> **Entries shown**:
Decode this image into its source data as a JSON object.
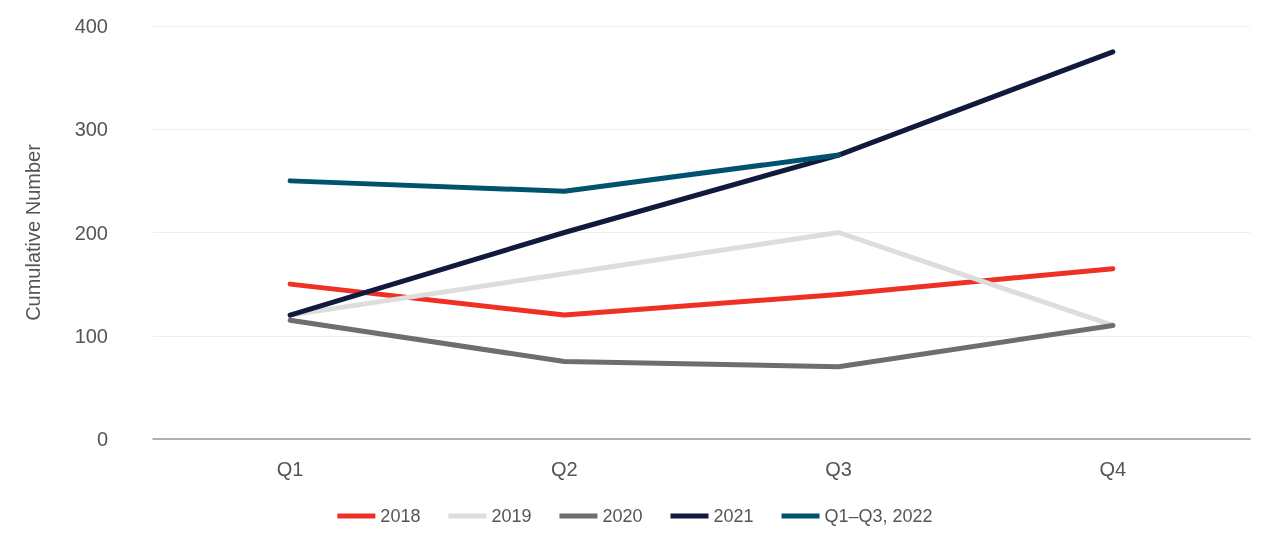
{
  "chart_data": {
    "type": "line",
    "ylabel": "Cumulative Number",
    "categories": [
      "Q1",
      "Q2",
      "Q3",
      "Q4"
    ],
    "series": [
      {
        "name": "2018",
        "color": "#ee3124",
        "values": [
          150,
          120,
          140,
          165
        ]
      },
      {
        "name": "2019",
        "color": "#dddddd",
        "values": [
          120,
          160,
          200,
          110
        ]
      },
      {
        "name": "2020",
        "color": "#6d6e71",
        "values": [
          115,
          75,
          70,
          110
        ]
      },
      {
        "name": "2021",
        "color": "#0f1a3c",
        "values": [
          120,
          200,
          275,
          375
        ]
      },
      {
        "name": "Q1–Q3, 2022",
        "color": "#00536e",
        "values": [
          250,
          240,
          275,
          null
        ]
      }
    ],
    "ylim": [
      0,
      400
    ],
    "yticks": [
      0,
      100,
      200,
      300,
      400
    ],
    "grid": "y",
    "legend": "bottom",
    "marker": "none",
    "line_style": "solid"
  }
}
---
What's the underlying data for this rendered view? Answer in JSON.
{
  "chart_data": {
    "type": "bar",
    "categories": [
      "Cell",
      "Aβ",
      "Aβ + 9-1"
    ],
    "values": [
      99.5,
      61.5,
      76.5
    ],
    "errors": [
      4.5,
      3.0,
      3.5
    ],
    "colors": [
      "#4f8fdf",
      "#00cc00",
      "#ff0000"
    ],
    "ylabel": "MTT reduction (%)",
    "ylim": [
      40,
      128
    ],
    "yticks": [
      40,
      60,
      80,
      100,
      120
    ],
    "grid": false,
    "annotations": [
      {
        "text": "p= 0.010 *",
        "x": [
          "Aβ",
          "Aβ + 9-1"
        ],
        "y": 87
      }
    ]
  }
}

> **Exercise aim**: Identify the lines of the entries containing the string "ylabel". Copy each such line.

> **Solution**:
    "ylabel": "Cumulative Number",
    "ylabel": "MTT reduction (%)",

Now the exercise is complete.